[Source data]
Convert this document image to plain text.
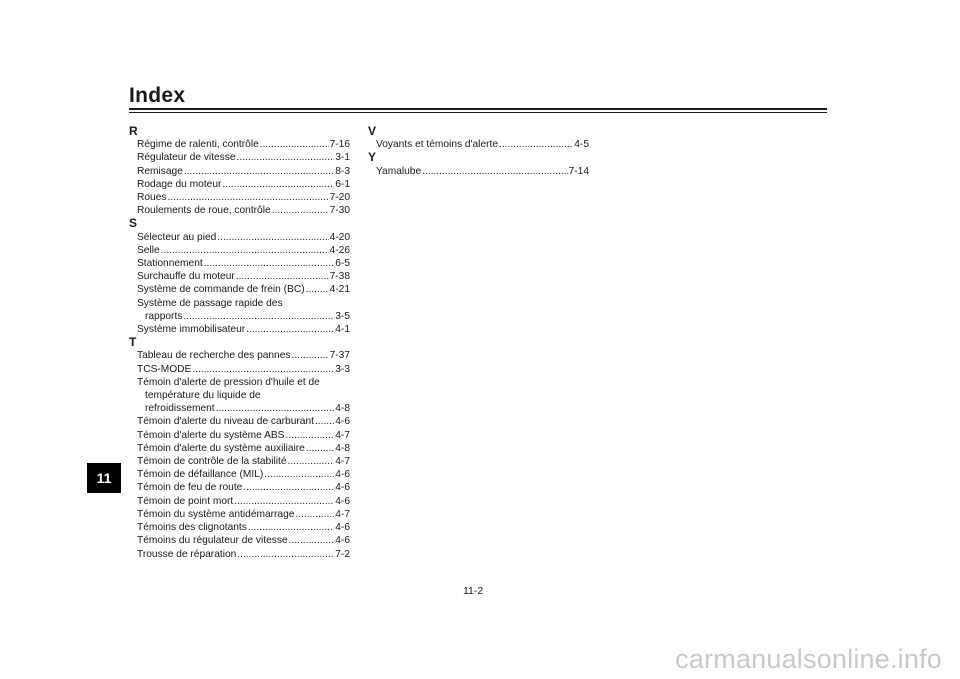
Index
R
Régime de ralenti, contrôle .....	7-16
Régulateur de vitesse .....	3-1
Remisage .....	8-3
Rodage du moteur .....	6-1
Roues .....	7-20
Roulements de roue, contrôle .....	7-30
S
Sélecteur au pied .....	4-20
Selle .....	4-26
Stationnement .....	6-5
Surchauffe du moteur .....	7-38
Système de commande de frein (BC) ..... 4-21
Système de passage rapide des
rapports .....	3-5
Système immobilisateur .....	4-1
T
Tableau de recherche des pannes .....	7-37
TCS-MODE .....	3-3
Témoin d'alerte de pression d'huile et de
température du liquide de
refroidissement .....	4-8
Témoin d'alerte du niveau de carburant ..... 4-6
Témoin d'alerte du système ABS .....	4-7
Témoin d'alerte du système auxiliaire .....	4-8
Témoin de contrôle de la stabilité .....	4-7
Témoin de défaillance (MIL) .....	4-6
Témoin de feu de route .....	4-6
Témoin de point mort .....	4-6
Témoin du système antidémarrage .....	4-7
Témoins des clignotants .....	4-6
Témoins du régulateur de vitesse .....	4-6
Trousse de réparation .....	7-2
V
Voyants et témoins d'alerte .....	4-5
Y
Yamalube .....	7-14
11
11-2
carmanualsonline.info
---
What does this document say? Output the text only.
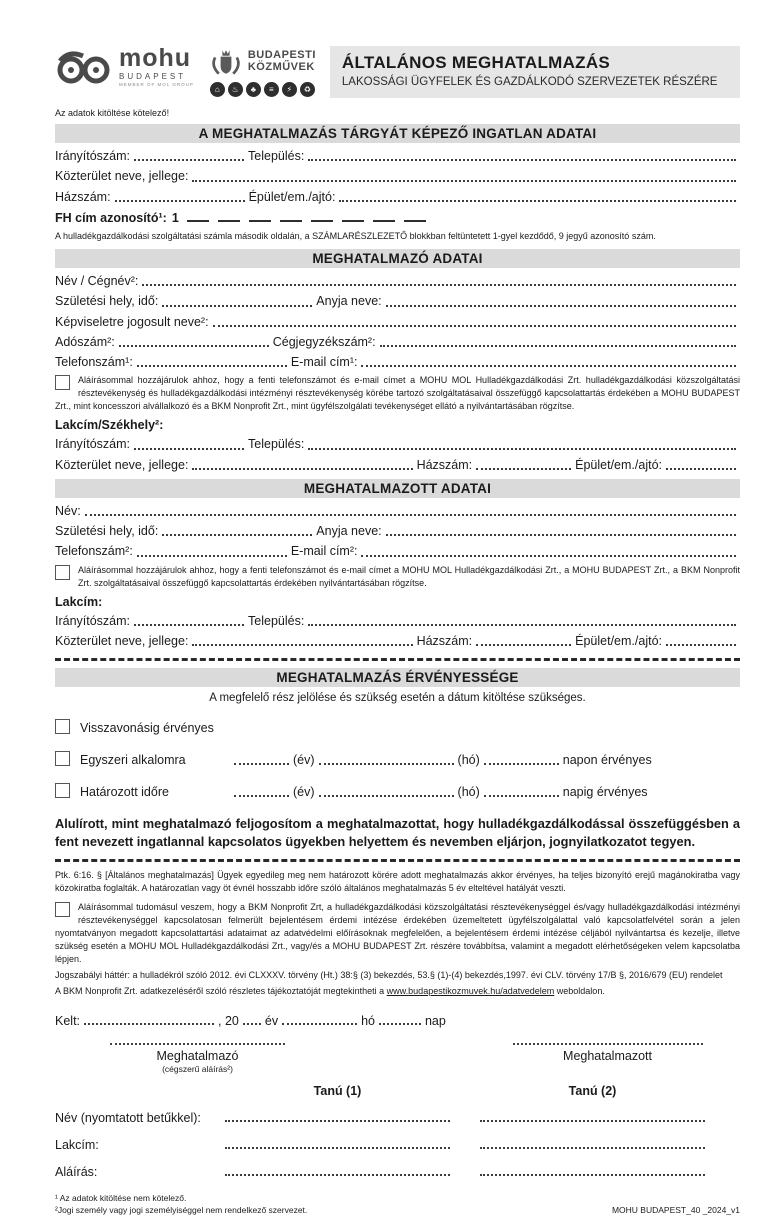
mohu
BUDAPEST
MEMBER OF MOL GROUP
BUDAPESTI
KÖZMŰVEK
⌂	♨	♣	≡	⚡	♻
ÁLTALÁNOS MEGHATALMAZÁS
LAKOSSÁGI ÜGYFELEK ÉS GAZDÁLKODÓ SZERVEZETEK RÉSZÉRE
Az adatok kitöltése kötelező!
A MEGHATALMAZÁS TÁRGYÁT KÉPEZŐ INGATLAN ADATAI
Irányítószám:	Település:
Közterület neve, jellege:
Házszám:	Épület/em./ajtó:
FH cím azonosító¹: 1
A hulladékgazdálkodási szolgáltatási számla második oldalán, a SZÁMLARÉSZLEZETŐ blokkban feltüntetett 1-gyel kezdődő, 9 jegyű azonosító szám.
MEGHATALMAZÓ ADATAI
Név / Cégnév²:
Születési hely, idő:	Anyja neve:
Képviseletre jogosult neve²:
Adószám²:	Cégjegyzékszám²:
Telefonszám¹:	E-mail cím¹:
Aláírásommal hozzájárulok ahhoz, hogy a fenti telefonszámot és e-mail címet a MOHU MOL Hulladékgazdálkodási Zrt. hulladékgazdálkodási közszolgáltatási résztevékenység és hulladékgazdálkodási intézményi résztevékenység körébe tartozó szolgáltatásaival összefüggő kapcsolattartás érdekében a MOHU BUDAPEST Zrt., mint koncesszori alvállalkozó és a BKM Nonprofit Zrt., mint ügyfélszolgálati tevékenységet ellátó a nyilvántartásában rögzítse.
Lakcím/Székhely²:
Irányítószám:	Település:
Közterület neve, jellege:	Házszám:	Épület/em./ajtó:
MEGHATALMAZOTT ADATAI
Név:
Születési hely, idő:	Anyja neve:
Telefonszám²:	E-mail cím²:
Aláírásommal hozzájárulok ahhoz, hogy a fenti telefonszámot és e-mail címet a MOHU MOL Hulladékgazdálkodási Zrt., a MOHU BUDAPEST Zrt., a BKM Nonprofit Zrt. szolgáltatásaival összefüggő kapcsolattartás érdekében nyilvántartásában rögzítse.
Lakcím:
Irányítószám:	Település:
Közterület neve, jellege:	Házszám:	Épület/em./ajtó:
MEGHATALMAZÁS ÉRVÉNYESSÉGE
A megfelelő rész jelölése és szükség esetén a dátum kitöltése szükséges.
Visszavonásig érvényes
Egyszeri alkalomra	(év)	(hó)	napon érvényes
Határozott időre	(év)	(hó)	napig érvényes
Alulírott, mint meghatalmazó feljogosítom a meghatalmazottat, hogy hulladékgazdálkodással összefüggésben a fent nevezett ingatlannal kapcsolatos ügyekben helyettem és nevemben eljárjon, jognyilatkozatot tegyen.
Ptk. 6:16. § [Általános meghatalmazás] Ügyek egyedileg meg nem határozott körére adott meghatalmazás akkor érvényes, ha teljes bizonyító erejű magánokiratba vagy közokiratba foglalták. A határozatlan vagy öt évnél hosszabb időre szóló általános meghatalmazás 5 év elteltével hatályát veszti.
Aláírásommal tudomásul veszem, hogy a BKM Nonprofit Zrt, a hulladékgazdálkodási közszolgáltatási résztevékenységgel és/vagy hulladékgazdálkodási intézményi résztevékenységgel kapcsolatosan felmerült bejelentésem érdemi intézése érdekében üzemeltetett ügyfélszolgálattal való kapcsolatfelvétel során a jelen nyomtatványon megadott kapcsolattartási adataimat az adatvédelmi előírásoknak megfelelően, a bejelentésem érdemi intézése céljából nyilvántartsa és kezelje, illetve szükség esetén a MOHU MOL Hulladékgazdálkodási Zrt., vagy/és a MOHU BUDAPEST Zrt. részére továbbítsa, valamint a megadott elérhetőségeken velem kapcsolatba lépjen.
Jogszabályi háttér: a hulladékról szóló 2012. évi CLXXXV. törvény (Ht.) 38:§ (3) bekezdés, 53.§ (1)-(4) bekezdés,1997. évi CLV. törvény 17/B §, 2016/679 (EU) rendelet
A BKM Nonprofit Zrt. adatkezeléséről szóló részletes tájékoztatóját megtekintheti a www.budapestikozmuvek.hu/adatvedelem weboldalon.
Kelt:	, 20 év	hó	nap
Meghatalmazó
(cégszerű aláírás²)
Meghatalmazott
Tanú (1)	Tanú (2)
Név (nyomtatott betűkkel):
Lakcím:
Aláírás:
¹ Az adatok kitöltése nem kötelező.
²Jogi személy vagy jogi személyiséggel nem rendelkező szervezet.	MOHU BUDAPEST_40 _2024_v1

[Request] How many lines in the records above contain the word "adatok"? Reply with the number alone.

[Response to this task] 2